(DATA SUPPLIED Opens)

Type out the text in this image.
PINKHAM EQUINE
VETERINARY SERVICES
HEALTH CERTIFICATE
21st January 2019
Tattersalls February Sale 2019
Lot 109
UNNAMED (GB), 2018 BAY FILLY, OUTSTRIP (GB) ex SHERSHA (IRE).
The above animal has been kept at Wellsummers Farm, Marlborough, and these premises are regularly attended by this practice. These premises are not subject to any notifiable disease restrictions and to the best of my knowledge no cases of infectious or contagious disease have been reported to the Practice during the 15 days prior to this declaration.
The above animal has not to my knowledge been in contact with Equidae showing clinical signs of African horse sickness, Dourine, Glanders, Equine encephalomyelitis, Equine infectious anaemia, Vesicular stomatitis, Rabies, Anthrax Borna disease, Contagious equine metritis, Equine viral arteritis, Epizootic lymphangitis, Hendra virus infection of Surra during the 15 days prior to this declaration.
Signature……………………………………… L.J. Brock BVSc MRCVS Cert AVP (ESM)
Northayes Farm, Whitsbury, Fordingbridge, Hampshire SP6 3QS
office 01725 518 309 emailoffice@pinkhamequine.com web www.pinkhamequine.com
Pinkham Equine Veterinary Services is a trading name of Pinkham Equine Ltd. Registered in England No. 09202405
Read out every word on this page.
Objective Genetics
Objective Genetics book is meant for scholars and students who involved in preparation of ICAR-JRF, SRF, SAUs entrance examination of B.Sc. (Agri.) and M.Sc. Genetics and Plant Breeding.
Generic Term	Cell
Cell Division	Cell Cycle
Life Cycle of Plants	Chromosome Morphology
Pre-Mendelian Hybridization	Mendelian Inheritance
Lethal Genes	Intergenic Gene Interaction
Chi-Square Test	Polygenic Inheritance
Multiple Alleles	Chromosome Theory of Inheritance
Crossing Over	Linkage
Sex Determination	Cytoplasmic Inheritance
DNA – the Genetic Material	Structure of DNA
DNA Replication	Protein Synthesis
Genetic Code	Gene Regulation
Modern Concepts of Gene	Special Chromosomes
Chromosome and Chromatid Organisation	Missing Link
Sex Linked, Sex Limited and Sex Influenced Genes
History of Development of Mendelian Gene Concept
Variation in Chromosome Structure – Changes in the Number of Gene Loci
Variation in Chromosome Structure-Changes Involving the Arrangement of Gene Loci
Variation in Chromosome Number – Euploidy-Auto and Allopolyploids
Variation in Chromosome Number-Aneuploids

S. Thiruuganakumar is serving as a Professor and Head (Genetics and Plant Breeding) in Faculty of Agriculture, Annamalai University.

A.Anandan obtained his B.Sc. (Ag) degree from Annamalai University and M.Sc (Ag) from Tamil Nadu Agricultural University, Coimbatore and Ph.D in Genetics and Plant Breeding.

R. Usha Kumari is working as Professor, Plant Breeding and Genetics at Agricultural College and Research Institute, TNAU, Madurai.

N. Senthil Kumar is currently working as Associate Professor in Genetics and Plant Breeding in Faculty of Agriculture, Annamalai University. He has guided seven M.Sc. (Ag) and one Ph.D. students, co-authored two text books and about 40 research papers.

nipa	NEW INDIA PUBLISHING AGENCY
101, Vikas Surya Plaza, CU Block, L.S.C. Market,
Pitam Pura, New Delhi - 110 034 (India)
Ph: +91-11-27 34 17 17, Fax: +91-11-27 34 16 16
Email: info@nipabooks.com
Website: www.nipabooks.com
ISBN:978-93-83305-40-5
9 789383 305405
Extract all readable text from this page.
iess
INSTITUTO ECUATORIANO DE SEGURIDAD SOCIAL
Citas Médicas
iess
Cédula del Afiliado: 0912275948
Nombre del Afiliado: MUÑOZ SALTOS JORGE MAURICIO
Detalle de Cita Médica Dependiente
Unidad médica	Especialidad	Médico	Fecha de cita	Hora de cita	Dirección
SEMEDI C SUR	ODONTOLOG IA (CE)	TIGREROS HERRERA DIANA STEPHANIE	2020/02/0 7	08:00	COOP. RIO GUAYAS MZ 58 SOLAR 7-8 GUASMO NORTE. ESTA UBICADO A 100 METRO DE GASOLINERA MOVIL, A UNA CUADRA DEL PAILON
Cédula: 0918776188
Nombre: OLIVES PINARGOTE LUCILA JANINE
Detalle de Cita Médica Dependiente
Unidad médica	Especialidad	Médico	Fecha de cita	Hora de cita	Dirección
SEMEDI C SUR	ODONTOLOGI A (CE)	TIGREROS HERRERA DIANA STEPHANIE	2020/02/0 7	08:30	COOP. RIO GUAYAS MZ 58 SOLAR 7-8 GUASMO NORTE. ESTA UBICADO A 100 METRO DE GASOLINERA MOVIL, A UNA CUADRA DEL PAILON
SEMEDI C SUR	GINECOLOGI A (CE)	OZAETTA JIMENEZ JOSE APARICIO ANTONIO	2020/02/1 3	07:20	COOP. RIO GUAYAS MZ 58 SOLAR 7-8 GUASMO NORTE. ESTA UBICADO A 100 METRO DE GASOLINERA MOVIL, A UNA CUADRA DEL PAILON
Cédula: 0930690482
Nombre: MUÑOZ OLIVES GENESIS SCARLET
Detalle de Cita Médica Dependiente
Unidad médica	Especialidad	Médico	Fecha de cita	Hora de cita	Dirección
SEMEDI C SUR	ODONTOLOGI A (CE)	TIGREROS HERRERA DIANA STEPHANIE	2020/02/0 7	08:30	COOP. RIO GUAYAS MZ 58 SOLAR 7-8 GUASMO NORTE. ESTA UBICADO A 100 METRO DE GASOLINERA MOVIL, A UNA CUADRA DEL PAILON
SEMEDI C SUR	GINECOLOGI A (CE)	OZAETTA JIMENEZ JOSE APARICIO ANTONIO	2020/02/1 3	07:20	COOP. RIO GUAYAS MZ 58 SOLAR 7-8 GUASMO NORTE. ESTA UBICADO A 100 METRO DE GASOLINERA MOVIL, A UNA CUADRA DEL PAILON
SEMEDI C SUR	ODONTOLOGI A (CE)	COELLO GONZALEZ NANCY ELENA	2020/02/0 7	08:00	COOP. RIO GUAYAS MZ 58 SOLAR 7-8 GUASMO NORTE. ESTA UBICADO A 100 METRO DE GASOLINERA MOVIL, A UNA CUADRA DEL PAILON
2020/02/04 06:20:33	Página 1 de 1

(DATA SUPPLIED Closes)

WHAT IS NEEDED: What is needed is each line of the entries that contains the word "during".

COMPLETED EXERCISE:
The above animal has been kept at Wellsummers Farm, Marlborough, and these premises are regularly attended by this practice. These premises are not subject to any notifiable disease restrictions and to the best of my knowledge no cases of infectious or contagious disease have been reported to the Practice during the 15 days prior to this declaration.
The above animal has not to my knowledge been in contact with Equidae showing clinical signs of African horse sickness, Dourine, Glanders, Equine encephalomyelitis, Equine infectious anaemia, Vesicular stomatitis, Rabies, Anthrax Borna disease, Contagious equine metritis, Equine viral arteritis, Epizootic lymphangitis, Hendra virus infection of Surra during the 15 days prior to this declaration.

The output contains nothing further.